What is required: Provide an exact transcription of all the records.

Data rows:
╭──
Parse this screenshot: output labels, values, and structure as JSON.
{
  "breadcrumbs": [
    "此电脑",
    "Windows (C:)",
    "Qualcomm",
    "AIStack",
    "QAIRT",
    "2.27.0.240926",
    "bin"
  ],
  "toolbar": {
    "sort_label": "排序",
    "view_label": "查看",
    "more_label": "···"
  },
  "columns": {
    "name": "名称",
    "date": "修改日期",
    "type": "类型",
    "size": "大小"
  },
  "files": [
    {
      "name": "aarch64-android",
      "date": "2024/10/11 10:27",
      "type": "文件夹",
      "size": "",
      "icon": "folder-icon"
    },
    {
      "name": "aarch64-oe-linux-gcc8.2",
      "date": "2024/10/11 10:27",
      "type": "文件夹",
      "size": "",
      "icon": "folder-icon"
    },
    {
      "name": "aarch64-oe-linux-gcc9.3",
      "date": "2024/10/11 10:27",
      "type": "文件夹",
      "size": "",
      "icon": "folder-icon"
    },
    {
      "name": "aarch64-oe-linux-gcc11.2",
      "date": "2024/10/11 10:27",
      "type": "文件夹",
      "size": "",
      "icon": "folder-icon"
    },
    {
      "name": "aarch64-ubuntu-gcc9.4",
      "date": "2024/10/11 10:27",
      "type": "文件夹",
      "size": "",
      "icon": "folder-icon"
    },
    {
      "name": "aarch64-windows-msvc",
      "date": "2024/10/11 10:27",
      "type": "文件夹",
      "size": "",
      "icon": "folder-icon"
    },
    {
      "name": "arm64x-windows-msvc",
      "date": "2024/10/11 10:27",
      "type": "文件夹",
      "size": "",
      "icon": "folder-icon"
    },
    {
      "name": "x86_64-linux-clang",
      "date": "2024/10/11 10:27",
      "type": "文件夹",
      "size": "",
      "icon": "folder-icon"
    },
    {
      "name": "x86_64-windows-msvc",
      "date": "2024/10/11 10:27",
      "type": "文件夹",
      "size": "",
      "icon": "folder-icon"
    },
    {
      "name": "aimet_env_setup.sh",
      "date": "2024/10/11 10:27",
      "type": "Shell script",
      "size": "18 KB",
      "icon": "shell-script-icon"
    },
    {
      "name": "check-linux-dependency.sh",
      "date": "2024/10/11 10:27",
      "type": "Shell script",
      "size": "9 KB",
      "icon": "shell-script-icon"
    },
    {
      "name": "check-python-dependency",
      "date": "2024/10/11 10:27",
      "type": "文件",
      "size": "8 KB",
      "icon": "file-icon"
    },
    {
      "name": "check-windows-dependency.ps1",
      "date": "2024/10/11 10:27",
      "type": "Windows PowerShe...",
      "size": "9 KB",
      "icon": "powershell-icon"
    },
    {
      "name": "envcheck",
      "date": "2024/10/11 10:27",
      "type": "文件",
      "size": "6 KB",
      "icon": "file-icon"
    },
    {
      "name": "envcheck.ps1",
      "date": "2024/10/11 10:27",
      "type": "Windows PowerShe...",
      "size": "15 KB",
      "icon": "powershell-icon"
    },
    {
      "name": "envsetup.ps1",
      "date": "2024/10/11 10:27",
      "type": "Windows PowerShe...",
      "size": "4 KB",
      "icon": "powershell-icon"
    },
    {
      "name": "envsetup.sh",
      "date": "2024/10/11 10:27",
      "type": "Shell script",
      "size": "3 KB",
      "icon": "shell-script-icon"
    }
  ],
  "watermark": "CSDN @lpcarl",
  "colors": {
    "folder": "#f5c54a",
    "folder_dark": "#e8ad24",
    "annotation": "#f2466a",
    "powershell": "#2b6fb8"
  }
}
╰──
Right answer:
Parse this screenshot: output labels, values, and structure as JSON.
{
  "breadcrumbs": [
    "此电脑",
    "Windows (C:)",
    "Qualcomm",
    "AIStack",
    "QAIRT",
    "2.27.0.240926",
    "bin"
  ],
  "toolbar": {
    "sort_label": "排序",
    "view_label": "查看",
    "more_label": "···"
  },
  "columns": {
    "name": "名称",
    "date": "修改日期",
    "type": "类型",
    "size": "大小"
  },
  "files": [
    {
      "name": "aarch64-android",
      "date": "2024/10/11 10:27",
      "type": "文件夹",
      "size": "",
      "icon": "folder-icon"
    },
    {
      "name": "aarch64-oe-linux-gcc8.2",
      "date": "2024/10/11 10:27",
      "type": "文件夹",
      "size": "",
      "icon": "folder-icon"
    },
    {
      "name": "aarch64-oe-linux-gcc9.3",
      "date": "2024/10/11 10:27",
      "type": "文件夹",
      "size": "",
      "icon": "folder-icon"
    },
    {
      "name": "aarch64-oe-linux-gcc11.2",
      "date": "2024/10/11 10:27",
      "type": "文件夹",
      "size": "",
      "icon": "folder-icon"
    },
    {
      "name": "aarch64-ubuntu-gcc9.4",
      "date": "2024/10/11 10:27",
      "type": "文件夹",
      "size": "",
      "icon": "folder-icon"
    },
    {
      "name": "aarch64-windows-msvc",
      "date": "2024/10/11 10:27",
      "type": "文件夹",
      "size": "",
      "icon": "folder-icon"
    },
    {
      "name": "arm64x-windows-msvc",
      "date": "2024/10/11 10:27",
      "type": "文件夹",
      "size": "",
      "icon": "folder-icon"
    },
    {
      "name": "x86_64-linux-clang",
      "date": "2024/10/11 10:27",
      "type": "文件夹",
      "size": "",
      "icon": "folder-icon"
    },
    {
      "name": "x86_64-windows-msvc",
      "date": "2024/10/11 10:27",
      "type": "文件夹",
      "size": "",
      "icon": "folder-icon"
    },
    {
      "name": "aimet_env_setup.sh",
      "date": "2024/10/11 10:27",
      "type": "Shell script",
      "size": "18 KB",
      "icon": "shell-script-icon"
    },
    {
      "name": "check-linux-dependency.sh",
      "date": "2024/10/11 10:27",
      "type": "Shell script",
      "size": "9 KB",
      "icon": "shell-script-icon"
    },
    {
      "name": "check-python-dependency",
      "date": "2024/10/11 10:27",
      "type": "文件",
      "size": "8 KB",
      "icon": "file-icon"
    },
    {
      "name": "check-windows-dependency.ps1",
      "date": "2024/10/11 10:27",
      "type": "Windows PowerShe...",
      "size": "9 KB",
      "icon": "powershell-icon"
    },
    {
      "name": "envcheck",
      "date": "2024/10/11 10:27",
      "type": "文件",
      "size": "6 KB",
      "icon": "file-icon"
    },
    {
      "name": "envcheck.ps1",
      "date": "2024/10/11 10:27",
      "type": "Windows PowerShe...",
      "size": "15 KB",
      "icon": "powershell-icon"
    },
    {
      "name": "envsetup.ps1",
      "date": "2024/10/11 10:27",
      "type": "Windows PowerShe...",
      "size": "4 KB",
      "icon": "powershell-icon"
    },
    {
      "name": "envsetup.sh",
      "date": "2024/10/11 10:27",
      "type": "Shell script",
      "size": "3 KB",
      "icon": "shell-script-icon"
    }
  ],
  "watermark": "CSDN @lpcarl",
  "colors": {
    "folder": "#f5c54a",
    "folder_dark": "#e8ad24",
    "annotation": "#f2466a",
    "powershell": "#2b6fb8"
  }
}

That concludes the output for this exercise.